══ Provided material

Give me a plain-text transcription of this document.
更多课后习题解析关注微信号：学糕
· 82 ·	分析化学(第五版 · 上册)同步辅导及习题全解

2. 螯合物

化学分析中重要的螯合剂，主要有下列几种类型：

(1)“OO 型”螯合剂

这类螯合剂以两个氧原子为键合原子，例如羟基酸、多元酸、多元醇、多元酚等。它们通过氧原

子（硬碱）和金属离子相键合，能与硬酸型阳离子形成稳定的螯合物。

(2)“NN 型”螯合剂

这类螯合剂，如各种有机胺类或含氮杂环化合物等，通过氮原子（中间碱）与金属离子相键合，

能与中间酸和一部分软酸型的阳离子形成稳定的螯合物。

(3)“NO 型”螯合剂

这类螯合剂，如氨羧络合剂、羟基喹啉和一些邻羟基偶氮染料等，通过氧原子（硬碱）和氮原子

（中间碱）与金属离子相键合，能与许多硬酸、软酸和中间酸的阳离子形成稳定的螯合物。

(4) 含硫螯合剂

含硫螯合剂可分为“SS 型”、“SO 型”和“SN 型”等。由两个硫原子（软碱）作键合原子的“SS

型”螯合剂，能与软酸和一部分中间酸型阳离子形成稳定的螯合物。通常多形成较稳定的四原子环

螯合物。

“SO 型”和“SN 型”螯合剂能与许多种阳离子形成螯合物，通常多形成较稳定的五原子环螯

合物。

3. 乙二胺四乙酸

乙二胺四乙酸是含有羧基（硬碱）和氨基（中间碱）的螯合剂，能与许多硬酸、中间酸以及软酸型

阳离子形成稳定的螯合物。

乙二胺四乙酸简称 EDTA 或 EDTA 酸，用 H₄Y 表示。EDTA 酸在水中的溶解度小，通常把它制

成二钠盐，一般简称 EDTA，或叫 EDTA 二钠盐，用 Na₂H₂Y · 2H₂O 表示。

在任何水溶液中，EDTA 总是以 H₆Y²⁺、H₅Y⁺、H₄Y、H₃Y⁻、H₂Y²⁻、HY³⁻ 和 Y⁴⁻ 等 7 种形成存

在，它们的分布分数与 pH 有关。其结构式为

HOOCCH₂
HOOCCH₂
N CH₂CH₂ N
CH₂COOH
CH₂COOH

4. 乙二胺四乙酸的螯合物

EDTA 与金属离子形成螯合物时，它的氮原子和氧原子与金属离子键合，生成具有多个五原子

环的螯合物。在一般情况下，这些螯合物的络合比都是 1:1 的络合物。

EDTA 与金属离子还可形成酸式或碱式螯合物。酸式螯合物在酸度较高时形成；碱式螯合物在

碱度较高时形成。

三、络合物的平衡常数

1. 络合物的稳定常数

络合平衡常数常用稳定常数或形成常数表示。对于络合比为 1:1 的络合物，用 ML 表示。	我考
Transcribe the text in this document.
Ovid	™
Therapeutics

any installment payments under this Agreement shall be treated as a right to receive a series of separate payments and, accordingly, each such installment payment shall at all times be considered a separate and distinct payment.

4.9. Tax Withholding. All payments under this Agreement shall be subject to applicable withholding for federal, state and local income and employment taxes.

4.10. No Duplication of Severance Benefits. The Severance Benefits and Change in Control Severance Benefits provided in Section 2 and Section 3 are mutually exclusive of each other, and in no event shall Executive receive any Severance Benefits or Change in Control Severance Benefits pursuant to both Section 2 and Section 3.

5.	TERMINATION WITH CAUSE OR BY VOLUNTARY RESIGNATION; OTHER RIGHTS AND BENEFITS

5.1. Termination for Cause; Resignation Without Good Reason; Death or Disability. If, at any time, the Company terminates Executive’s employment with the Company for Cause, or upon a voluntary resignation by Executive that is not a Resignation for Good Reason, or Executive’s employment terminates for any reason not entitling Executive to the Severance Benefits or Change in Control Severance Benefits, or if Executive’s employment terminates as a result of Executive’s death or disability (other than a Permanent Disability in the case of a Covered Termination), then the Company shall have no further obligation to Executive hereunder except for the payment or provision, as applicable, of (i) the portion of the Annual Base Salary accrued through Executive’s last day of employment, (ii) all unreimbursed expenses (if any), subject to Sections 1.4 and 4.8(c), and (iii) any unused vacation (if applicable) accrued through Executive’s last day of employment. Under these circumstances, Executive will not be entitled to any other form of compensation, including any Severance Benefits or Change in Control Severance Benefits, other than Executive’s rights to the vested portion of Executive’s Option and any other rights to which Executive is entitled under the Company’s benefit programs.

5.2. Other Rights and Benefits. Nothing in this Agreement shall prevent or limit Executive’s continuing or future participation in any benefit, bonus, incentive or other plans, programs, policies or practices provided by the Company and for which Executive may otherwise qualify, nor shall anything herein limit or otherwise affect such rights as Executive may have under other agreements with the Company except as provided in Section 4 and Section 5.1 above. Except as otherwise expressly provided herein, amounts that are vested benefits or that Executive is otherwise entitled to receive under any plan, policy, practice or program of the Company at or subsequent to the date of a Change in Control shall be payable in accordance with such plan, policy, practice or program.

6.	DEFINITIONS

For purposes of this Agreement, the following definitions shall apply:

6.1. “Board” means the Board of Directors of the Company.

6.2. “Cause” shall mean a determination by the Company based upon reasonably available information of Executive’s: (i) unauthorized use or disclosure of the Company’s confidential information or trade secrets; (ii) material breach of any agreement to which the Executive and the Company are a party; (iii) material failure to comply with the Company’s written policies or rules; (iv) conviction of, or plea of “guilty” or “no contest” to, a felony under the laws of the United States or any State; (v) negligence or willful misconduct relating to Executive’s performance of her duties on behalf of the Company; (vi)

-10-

════

• Short problem
State how many lines of the material contain the string "能与许多硬酸", with no other words.

• Output of the exercise
2